[Recorded data]
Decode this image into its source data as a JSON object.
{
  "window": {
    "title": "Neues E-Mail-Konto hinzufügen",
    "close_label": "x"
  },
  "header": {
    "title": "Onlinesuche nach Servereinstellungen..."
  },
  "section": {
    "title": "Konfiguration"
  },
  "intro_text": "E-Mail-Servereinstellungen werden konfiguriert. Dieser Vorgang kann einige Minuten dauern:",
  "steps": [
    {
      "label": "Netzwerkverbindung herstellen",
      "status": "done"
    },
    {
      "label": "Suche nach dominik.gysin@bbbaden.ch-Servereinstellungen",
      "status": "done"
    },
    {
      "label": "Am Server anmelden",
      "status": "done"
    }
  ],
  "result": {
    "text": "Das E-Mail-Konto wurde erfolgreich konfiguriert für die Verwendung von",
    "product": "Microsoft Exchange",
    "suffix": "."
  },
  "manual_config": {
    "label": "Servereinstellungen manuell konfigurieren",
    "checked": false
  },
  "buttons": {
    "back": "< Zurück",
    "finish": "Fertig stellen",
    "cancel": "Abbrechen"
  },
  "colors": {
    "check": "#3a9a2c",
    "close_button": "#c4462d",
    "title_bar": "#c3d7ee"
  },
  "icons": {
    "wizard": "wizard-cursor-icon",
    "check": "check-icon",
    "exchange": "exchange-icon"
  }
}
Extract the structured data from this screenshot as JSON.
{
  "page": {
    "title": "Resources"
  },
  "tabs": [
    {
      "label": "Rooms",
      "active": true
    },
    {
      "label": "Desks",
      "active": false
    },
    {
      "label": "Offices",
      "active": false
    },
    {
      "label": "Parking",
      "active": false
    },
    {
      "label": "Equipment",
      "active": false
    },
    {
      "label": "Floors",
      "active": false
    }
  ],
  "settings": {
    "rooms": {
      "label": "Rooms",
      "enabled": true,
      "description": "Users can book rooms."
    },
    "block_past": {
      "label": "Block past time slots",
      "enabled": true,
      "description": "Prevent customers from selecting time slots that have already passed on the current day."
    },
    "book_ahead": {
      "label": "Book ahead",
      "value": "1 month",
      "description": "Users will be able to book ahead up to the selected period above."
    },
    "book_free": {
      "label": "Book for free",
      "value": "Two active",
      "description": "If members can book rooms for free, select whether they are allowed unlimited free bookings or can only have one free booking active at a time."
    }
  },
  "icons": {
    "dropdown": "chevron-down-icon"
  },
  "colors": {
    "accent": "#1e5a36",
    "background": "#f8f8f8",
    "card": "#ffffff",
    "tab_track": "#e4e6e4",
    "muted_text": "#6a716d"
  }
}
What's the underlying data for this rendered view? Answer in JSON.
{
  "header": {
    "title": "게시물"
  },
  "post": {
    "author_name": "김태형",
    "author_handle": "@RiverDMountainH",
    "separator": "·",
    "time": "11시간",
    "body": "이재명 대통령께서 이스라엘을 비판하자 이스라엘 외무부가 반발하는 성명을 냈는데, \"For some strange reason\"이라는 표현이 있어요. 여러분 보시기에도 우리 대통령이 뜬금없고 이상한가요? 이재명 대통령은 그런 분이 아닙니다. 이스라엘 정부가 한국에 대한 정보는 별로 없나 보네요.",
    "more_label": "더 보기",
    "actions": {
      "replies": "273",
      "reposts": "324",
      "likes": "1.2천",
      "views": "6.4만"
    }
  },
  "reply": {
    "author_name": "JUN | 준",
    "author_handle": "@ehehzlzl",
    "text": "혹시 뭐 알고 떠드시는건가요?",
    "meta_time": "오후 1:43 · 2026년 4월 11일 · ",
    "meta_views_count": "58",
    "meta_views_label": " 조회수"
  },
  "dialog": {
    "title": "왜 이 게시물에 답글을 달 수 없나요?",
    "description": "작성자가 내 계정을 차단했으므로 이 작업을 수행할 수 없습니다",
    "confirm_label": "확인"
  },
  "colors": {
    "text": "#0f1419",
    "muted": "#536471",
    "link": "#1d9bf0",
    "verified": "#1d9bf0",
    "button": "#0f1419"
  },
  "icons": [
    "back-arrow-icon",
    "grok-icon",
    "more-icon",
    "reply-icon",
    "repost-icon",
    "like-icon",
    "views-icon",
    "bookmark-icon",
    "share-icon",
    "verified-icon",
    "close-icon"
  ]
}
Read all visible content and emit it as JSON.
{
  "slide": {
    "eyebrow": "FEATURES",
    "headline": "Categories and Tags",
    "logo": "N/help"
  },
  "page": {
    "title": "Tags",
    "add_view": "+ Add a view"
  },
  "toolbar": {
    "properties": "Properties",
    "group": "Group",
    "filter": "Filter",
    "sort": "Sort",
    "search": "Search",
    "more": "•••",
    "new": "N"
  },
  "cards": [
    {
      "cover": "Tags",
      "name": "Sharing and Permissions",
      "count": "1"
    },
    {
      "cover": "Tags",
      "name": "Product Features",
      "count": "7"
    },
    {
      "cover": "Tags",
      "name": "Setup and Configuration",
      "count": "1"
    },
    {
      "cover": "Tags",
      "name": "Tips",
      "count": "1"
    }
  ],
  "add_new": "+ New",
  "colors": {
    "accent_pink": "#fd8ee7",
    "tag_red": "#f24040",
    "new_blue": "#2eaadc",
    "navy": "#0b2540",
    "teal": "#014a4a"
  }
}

■ REQUIRED TASK: Copy out each line exactly as written.

■ OUTPUT OF THE TASK:
Decode this image into its source data as a JSON object.
{
  "window": {
    "title": "Neues E-Mail-Konto hinzufügen",
    "close_label": "x"
  },
  "header": {
    "title": "Onlinesuche nach Servereinstellungen..."
  },
  "section": {
    "title": "Konfiguration"
  },
  "intro_text": "E-Mail-Servereinstellungen werden konfiguriert. Dieser Vorgang kann einige Minuten dauern:",
  "steps": [
    {
      "label": "Netzwerkverbindung herstellen",
      "status": "done"
    },
    {
      "label": "Suche nach dominik.gysin@bbbaden.ch-Servereinstellungen",
      "status": "done"
    },
    {
      "label": "Am Server anmelden",
      "status": "done"
    }
  ],
  "result": {
    "text": "Das E-Mail-Konto wurde erfolgreich konfiguriert für die Verwendung von",
    "product": "Microsoft Exchange",
    "suffix": "."
  },
  "manual_config": {
    "label": "Servereinstellungen manuell konfigurieren",
    "checked": false
  },
  "buttons": {
    "back": "< Zurück",
    "finish": "Fertig stellen",
    "cancel": "Abbrechen"
  },
  "colors": {
    "check": "#3a9a2c",
    "close_button": "#c4462d",
    "title_bar": "#c3d7ee"
  },
  "icons": {
    "wizard": "wizard-cursor-icon",
    "check": "check-icon",
    "exchange": "exchange-icon"
  }
}
Extract the structured data from this screenshot as JSON.
{
  "page": {
    "title": "Resources"
  },
  "tabs": [
    {
      "label": "Rooms",
      "active": true
    },
    {
      "label": "Desks",
      "active": false
    },
    {
      "label": "Offices",
      "active": false
    },
    {
      "label": "Parking",
      "active": false
    },
    {
      "label": "Equipment",
      "active": false
    },
    {
      "label": "Floors",
      "active": false
    }
  ],
  "settings": {
    "rooms": {
      "label": "Rooms",
      "enabled": true,
      "description": "Users can book rooms."
    },
    "block_past": {
      "label": "Block past time slots",
      "enabled": true,
      "description": "Prevent customers from selecting time slots that have already passed on the current day."
    },
    "book_ahead": {
      "label": "Book ahead",
      "value": "1 month",
      "description": "Users will be able to book ahead up to the selected period above."
    },
    "book_free": {
      "label": "Book for free",
      "value": "Two active",
      "description": "If members can book rooms for free, select whether they are allowed unlimited free bookings or can only have one free booking active at a time."
    }
  },
  "icons": {
    "dropdown": "chevron-down-icon"
  },
  "colors": {
    "accent": "#1e5a36",
    "background": "#f8f8f8",
    "card": "#ffffff",
    "tab_track": "#e4e6e4",
    "muted_text": "#6a716d"
  }
}
What's the underlying data for this rendered view? Answer in JSON.
{
  "header": {
    "title": "게시물"
  },
  "post": {
    "author_name": "김태형",
    "author_handle": "@RiverDMountainH",
    "separator": "·",
    "time": "11시간",
    "body": "이재명 대통령께서 이스라엘을 비판하자 이스라엘 외무부가 반발하는 성명을 냈는데, \"For some strange reason\"이라는 표현이 있어요. 여러분 보시기에도 우리 대통령이 뜬금없고 이상한가요? 이재명 대통령은 그런 분이 아닙니다. 이스라엘 정부가 한국에 대한 정보는 별로 없나 보네요.",
    "more_label": "더 보기",
    "actions": {
      "replies": "273",
      "reposts": "324",
      "likes": "1.2천",
      "views": "6.4만"
    }
  },
  "reply": {
    "author_name": "JUN | 준",
    "author_handle": "@ehehzlzl",
    "text": "혹시 뭐 알고 떠드시는건가요?",
    "meta_time": "오후 1:43 · 2026년 4월 11일 · ",
    "meta_views_count": "58",
    "meta_views_label": " 조회수"
  },
  "dialog": {
    "title": "왜 이 게시물에 답글을 달 수 없나요?",
    "description": "작성자가 내 계정을 차단했으므로 이 작업을 수행할 수 없습니다",
    "confirm_label": "확인"
  },
  "colors": {
    "text": "#0f1419",
    "muted": "#536471",
    "link": "#1d9bf0",
    "verified": "#1d9bf0",
    "button": "#0f1419"
  },
  "icons": [
    "back-arrow-icon",
    "grok-icon",
    "more-icon",
    "reply-icon",
    "repost-icon",
    "like-icon",
    "views-icon",
    "bookmark-icon",
    "share-icon",
    "verified-icon",
    "close-icon"
  ]
}
Read all visible content and emit it as JSON.
{
  "slide": {
    "eyebrow": "FEATURES",
    "headline": "Categories and Tags",
    "logo": "N/help"
  },
  "page": {
    "title": "Tags",
    "add_view": "+ Add a view"
  },
  "toolbar": {
    "properties": "Properties",
    "group": "Group",
    "filter": "Filter",
    "sort": "Sort",
    "search": "Search",
    "more": "•••",
    "new": "N"
  },
  "cards": [
    {
      "cover": "Tags",
      "name": "Sharing and Permissions",
      "count": "1"
    },
    {
      "cover": "Tags",
      "name": "Product Features",
      "count": "7"
    },
    {
      "cover": "Tags",
      "name": "Setup and Configuration",
      "count": "1"
    },
    {
      "cover": "Tags",
      "name": "Tips",
      "count": "1"
    }
  ],
  "add_new": "+ New",
  "colors": {
    "accent_pink": "#fd8ee7",
    "tag_red": "#f24040",
    "new_blue": "#2eaadc",
    "navy": "#0b2540",
    "teal": "#014a4a"
  }
}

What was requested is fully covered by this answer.